Instructions for the task
Copy out each line of the listing that has the word "name" in it.

**** Supplied records ****

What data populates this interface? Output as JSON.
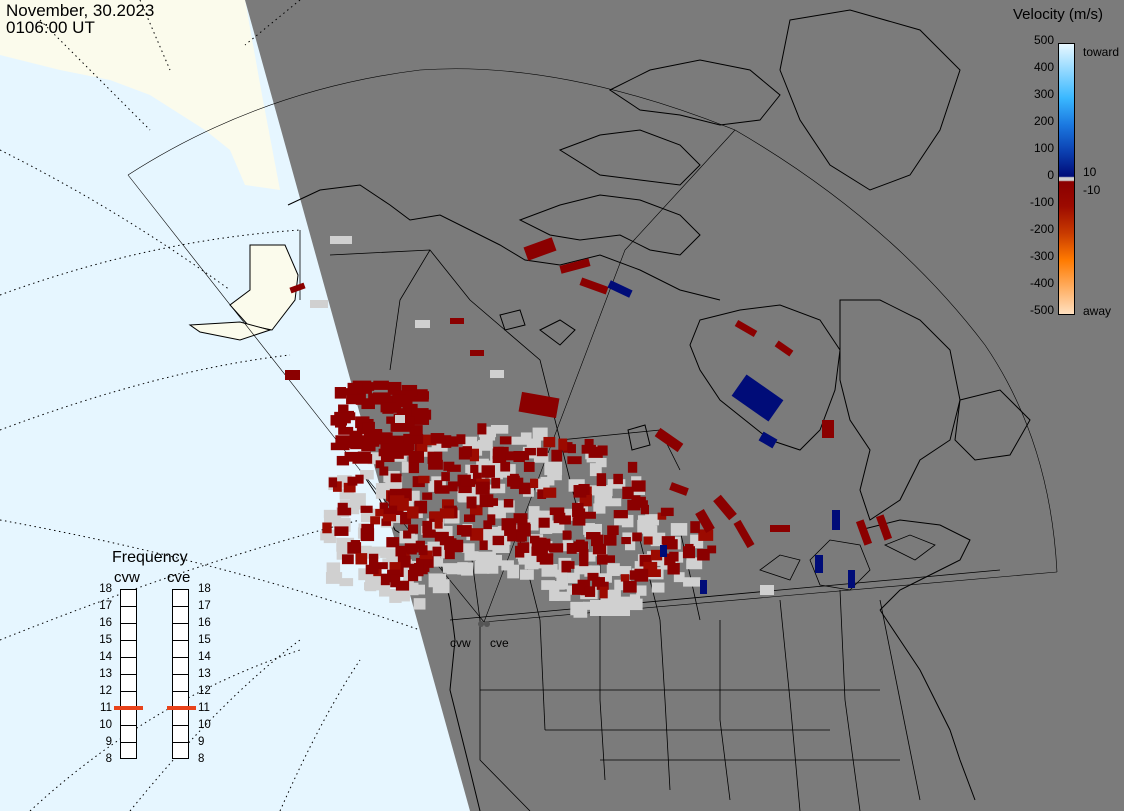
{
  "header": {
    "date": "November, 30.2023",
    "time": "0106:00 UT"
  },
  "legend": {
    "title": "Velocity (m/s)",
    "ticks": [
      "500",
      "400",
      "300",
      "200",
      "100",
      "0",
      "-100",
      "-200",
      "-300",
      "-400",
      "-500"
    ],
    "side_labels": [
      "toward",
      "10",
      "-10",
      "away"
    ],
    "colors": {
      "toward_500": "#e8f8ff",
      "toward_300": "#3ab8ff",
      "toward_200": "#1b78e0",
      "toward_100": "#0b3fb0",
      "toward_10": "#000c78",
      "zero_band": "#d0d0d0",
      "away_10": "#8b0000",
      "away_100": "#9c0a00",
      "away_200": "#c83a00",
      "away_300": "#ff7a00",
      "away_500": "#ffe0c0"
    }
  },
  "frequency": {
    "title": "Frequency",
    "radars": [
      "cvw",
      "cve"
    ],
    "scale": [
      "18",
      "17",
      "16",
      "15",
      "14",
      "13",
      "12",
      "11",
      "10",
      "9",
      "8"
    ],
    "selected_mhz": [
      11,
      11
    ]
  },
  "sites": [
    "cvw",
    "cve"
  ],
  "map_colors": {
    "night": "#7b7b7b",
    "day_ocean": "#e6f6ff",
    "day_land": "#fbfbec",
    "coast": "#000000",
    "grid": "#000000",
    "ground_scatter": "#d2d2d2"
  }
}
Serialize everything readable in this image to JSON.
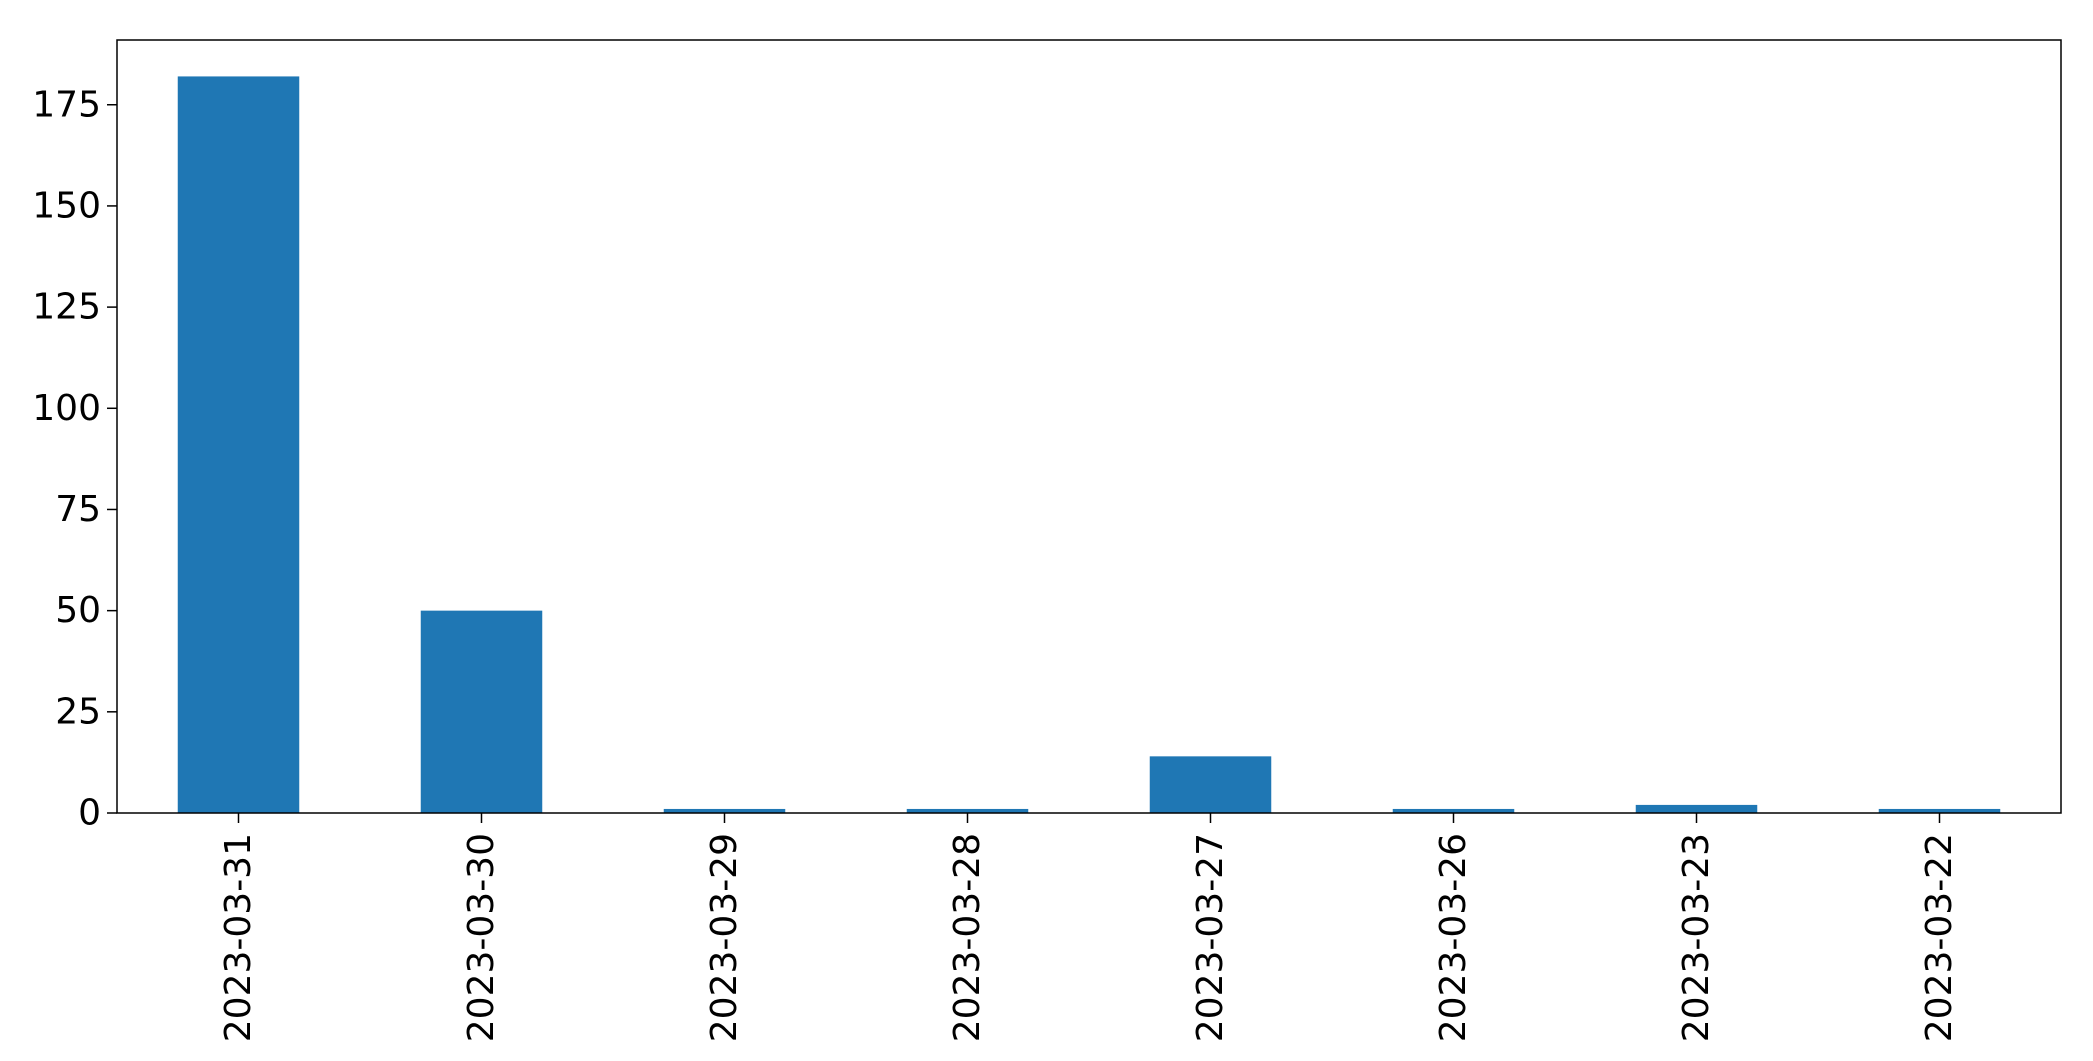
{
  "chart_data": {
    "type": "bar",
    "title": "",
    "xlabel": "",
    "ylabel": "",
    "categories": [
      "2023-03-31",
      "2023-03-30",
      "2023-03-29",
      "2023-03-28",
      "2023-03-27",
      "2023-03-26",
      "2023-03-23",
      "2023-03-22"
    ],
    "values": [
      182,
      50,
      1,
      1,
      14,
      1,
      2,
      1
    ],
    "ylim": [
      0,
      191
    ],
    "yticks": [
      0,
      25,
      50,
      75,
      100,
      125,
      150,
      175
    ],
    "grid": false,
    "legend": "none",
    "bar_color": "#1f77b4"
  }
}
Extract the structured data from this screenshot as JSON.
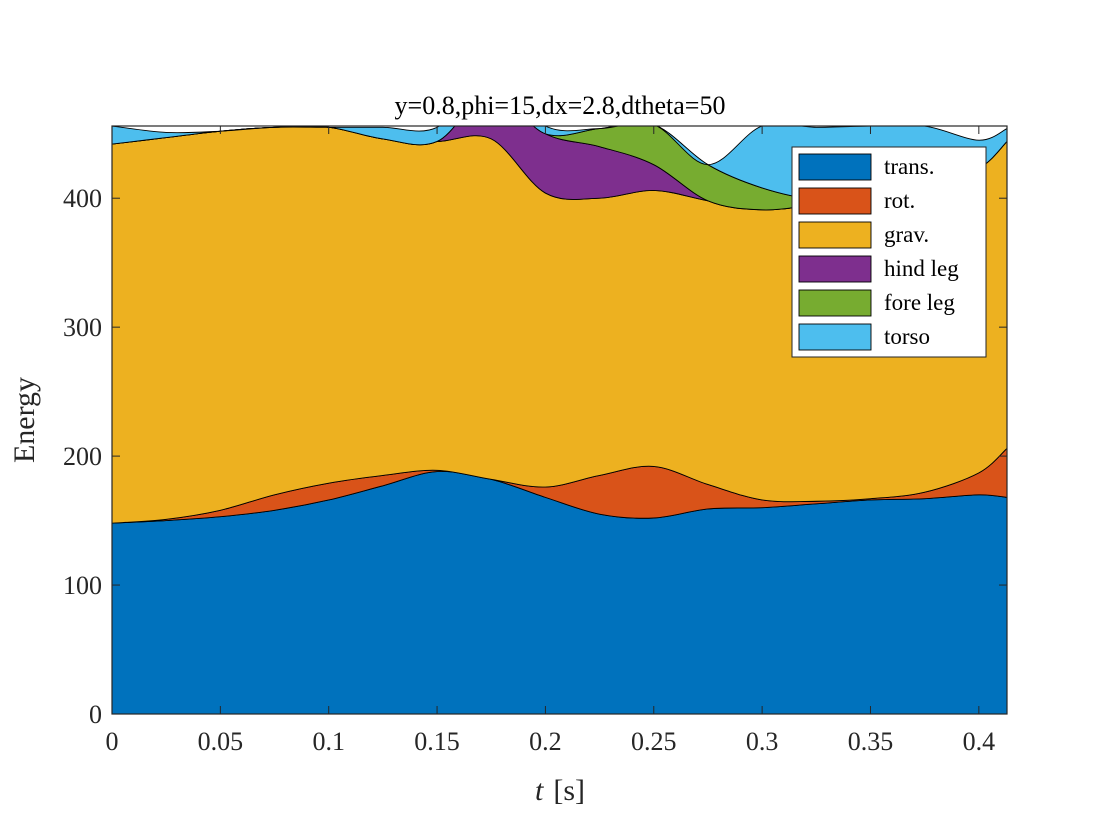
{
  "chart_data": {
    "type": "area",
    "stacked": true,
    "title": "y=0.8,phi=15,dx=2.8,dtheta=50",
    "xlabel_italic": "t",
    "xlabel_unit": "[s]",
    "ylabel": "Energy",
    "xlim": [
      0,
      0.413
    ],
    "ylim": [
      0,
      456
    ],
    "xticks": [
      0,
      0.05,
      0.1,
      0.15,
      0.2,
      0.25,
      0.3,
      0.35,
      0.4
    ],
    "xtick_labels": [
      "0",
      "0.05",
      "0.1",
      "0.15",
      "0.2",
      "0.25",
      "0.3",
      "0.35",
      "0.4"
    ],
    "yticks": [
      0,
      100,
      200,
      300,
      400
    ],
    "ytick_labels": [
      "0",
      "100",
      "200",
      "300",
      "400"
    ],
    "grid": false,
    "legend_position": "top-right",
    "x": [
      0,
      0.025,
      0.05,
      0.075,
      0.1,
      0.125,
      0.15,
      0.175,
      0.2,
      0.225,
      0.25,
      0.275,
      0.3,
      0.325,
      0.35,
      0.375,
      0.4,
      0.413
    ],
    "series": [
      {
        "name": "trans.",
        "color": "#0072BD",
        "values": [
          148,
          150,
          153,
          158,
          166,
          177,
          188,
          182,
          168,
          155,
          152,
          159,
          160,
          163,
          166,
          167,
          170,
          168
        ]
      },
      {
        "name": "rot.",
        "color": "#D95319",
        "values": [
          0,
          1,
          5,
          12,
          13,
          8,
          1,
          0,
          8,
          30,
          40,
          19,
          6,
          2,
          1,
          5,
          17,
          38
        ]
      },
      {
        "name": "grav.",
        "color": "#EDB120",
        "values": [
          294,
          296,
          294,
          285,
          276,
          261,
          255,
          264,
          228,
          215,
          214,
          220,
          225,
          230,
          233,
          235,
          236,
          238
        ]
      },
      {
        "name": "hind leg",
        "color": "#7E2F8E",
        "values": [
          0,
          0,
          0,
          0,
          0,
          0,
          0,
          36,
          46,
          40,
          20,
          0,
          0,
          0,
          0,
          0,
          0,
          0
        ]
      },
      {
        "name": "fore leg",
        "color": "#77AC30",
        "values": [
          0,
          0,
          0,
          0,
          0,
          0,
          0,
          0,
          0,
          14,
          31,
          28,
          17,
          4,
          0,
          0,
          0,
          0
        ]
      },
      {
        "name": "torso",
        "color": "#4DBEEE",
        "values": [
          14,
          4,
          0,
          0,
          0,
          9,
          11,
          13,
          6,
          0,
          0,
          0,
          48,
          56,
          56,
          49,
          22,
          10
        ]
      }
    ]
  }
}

****

Written answer
        "name": "trans.",
        "name": "rot.",
        "name": "grav.",
        "name": "hind leg",
        "name": "fore leg",
        "name": "torso",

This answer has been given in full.